> _Exercise brief_:
Each line of the listing that contains the word "林技術士" is to be copied.

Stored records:
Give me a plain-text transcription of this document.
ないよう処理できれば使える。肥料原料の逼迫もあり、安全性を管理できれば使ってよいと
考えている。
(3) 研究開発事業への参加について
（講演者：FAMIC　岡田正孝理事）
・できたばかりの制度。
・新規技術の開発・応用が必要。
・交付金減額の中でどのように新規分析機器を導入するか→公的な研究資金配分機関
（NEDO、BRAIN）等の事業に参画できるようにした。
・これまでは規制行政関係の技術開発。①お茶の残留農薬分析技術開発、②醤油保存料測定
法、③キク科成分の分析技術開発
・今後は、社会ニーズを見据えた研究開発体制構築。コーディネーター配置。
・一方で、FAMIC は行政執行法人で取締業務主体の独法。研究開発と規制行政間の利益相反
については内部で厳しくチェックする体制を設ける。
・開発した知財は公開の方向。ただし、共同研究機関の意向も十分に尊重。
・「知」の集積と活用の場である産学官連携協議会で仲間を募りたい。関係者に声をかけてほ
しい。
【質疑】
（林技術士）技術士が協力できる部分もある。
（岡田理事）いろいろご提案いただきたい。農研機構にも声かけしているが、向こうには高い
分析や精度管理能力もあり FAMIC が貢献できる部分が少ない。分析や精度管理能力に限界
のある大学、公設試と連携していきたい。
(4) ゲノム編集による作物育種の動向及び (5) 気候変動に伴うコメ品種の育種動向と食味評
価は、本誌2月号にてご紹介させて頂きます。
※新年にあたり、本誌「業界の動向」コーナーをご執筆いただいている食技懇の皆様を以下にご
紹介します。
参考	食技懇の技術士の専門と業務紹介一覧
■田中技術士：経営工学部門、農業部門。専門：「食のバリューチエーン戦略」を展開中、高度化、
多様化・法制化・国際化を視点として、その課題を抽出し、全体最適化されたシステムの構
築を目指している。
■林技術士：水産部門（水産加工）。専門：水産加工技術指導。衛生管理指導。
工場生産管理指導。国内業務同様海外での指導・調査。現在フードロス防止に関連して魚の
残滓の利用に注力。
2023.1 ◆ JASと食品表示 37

> _Written answer_:
（林技術士）技術士が協力できる部分もある。
■林技術士：水産部門（水産加工）。専門：水産加工技術指導。衛生管理指導。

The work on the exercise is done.